GOAL ->
Substitute "row-number" for every "line-number" in each listing, changing nothing else and leaving out the pictures.

Listings of boxed layout items:

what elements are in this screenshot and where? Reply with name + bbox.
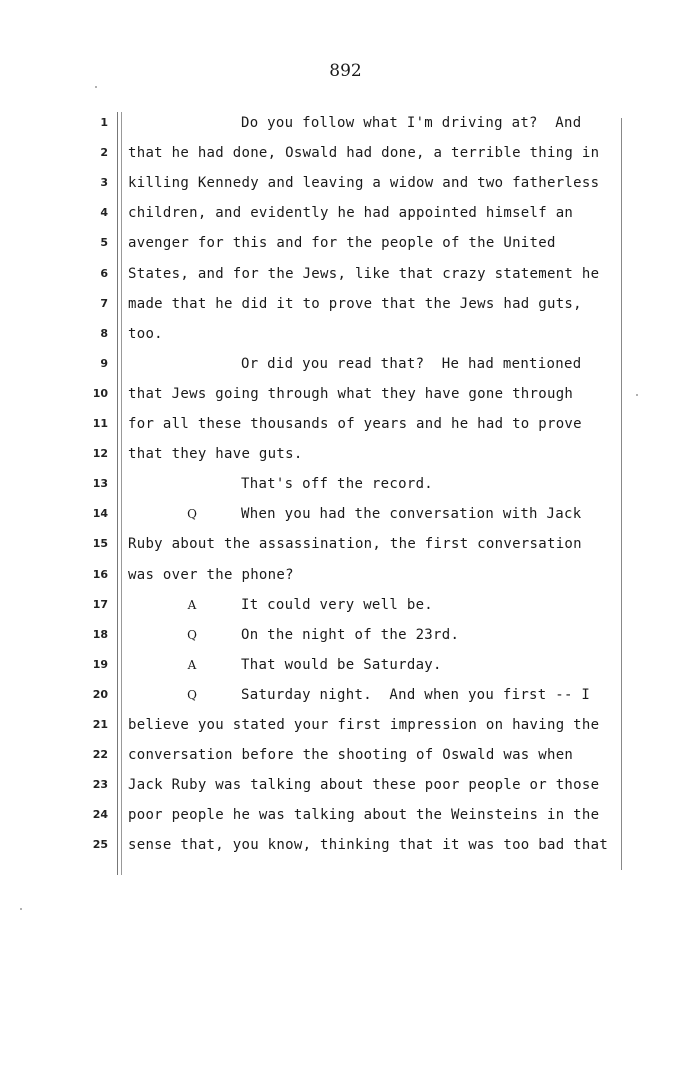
transcript-line: Or did you read that? He had mentioned (241, 356, 582, 372)
line-number: 4 (100, 206, 108, 219)
transcript-line: Ruby about the assassination, the first conversation (128, 536, 582, 552)
scan-speck (95, 86, 97, 88)
question-marker: Q (187, 628, 197, 642)
line-number: 24 (92, 808, 108, 821)
transcript-line: avenger for this and for the people of the United (128, 235, 556, 251)
answer-marker: A (187, 598, 197, 612)
line-number: 16 (92, 568, 108, 581)
transcript-line: Jack Ruby was talking about these poor people or those (128, 777, 600, 793)
line-number: 11 (92, 417, 108, 430)
line-number: 10 (92, 387, 108, 400)
transcript-line: that they have guts. (128, 446, 303, 462)
transcript-line: That's off the record. (241, 476, 434, 492)
line-number: 18 (92, 628, 108, 641)
question-marker: Q (187, 507, 197, 521)
transcript-line: Saturday night. And when you first -- I (241, 687, 591, 703)
line-number: 6 (100, 267, 108, 280)
scan-speck (20, 908, 22, 910)
line-number: 13 (92, 477, 108, 490)
line-number: 22 (92, 748, 108, 761)
transcript-line: On the night of the 23rd. (241, 627, 460, 643)
line-number: 5 (100, 236, 108, 249)
line-number: 15 (92, 537, 108, 550)
line-number: 17 (92, 598, 108, 611)
transcript-line: When you had the conversation with Jack (241, 506, 582, 522)
transcript-line: That would be Saturday. (241, 657, 442, 673)
transcript-line: for all these thousands of years and he had to prove (128, 416, 582, 432)
line-number: 3 (100, 176, 108, 189)
transcript-line: was over the phone? (128, 567, 294, 583)
transcript-line: believe you stated your first impression on having the (128, 717, 600, 733)
line-number: 23 (92, 778, 108, 791)
line-number: 20 (92, 688, 108, 701)
line-number: 8 (100, 327, 108, 340)
transcript-line: made that he did it to prove that the Jews had guts, (128, 296, 582, 312)
line-number: 25 (92, 838, 108, 851)
transcript-line: poor people he was talking about the Weinsteins in the (128, 807, 600, 823)
transcript-line: too. (128, 326, 163, 342)
left-margin-rule (117, 112, 122, 875)
transcript-line: killing Kennedy and leaving a widow and two fatherless (128, 175, 600, 191)
transcript-line: Do you follow what I'm driving at? And (241, 115, 582, 131)
line-number: 21 (92, 718, 108, 731)
transcript-line: conversation before the shooting of Oswald was when (128, 747, 574, 763)
transcript-line: It could very well be. (241, 597, 434, 613)
transcript-line: children, and evidently he had appointed himself an (128, 205, 574, 221)
scan-speck (636, 394, 638, 396)
transcript-line: sense that, you know, thinking that it was too bad that (128, 837, 609, 853)
line-number: 2 (100, 146, 108, 159)
line-number: 9 (100, 357, 108, 370)
line-number: 14 (92, 507, 108, 520)
transcript-line: that he had done, Oswald had done, a terrible thing in (128, 145, 600, 161)
line-number: 12 (92, 447, 108, 460)
question-marker: Q (187, 688, 197, 702)
line-number: 19 (92, 658, 108, 671)
transcript-line: States, and for the Jews, like that crazy statement he (128, 266, 600, 282)
line-number: 1 (100, 116, 108, 129)
line-number: 7 (100, 297, 108, 310)
right-margin-rule (621, 118, 622, 870)
page-number: 892 (329, 61, 362, 81)
answer-marker: A (187, 658, 197, 672)
transcript-line: that Jews going through what they have gone through (128, 386, 574, 402)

COMPLETE ANSWER ->
what elements are in this screenshot and where? Reply with name + bbox.
transcript-line: Or did you read that? He had mentioned (241, 356, 582, 372)
row-number: 4 (100, 206, 108, 219)
transcript-line: Ruby about the assassination, the first conversation (128, 536, 582, 552)
scan-speck (95, 86, 97, 88)
question-marker: Q (187, 628, 197, 642)
row-number: 24 (92, 808, 108, 821)
transcript-line: avenger for this and for the people of the United (128, 235, 556, 251)
answer-marker: A (187, 598, 197, 612)
row-number: 16 (92, 568, 108, 581)
transcript-line: Jack Ruby was talking about these poor people or those (128, 777, 600, 793)
row-number: 11 (92, 417, 108, 430)
row-number: 10 (92, 387, 108, 400)
transcript-line: that they have guts. (128, 446, 303, 462)
transcript-line: That's off the record. (241, 476, 434, 492)
row-number: 18 (92, 628, 108, 641)
question-marker: Q (187, 507, 197, 521)
transcript-line: Saturday night. And when you first -- I (241, 687, 591, 703)
row-number: 6 (100, 267, 108, 280)
scan-speck (20, 908, 22, 910)
row-number: 13 (92, 477, 108, 490)
row-number: 22 (92, 748, 108, 761)
transcript-line: On the night of the 23rd. (241, 627, 460, 643)
row-number: 5 (100, 236, 108, 249)
row-number: 15 (92, 537, 108, 550)
row-number: 17 (92, 598, 108, 611)
transcript-line: When you had the conversation with Jack (241, 506, 582, 522)
transcript-line: That would be Saturday. (241, 657, 442, 673)
transcript-line: for all these thousands of years and he had to prove (128, 416, 582, 432)
row-number: 3 (100, 176, 108, 189)
transcript-line: was over the phone? (128, 567, 294, 583)
transcript-line: believe you stated your first impression on having the (128, 717, 600, 733)
row-number: 23 (92, 778, 108, 791)
row-number: 20 (92, 688, 108, 701)
row-number: 8 (100, 327, 108, 340)
transcript-line: made that he did it to prove that the Jews had guts, (128, 296, 582, 312)
row-number: 25 (92, 838, 108, 851)
transcript-line: poor people he was talking about the Weinsteins in the (128, 807, 600, 823)
transcript-line: too. (128, 326, 163, 342)
left-margin-rule (117, 112, 122, 875)
transcript-line: killing Kennedy and leaving a widow and two fatherless (128, 175, 600, 191)
transcript-line: Do you follow what I'm driving at? And (241, 115, 582, 131)
row-number: 21 (92, 718, 108, 731)
transcript-line: conversation before the shooting of Oswald was when (128, 747, 574, 763)
transcript-line: It could very well be. (241, 597, 434, 613)
transcript-line: children, and evidently he had appointed himself an (128, 205, 574, 221)
scan-speck (636, 394, 638, 396)
transcript-line: sense that, you know, thinking that it was too bad that (128, 837, 609, 853)
row-number: 2 (100, 146, 108, 159)
row-number: 9 (100, 357, 108, 370)
row-number: 14 (92, 507, 108, 520)
transcript-line: that he had done, Oswald had done, a terrible thing in (128, 145, 600, 161)
row-number: 12 (92, 447, 108, 460)
question-marker: Q (187, 688, 197, 702)
row-number: 19 (92, 658, 108, 671)
transcript-line: States, and for the Jews, like that crazy statement he (128, 266, 600, 282)
row-number: 1 (100, 116, 108, 129)
row-number: 7 (100, 297, 108, 310)
right-margin-rule (621, 118, 622, 870)
page-number: 892 (329, 61, 362, 81)
answer-marker: A (187, 658, 197, 672)
transcript-line: that Jews going through what they have gone through (128, 386, 574, 402)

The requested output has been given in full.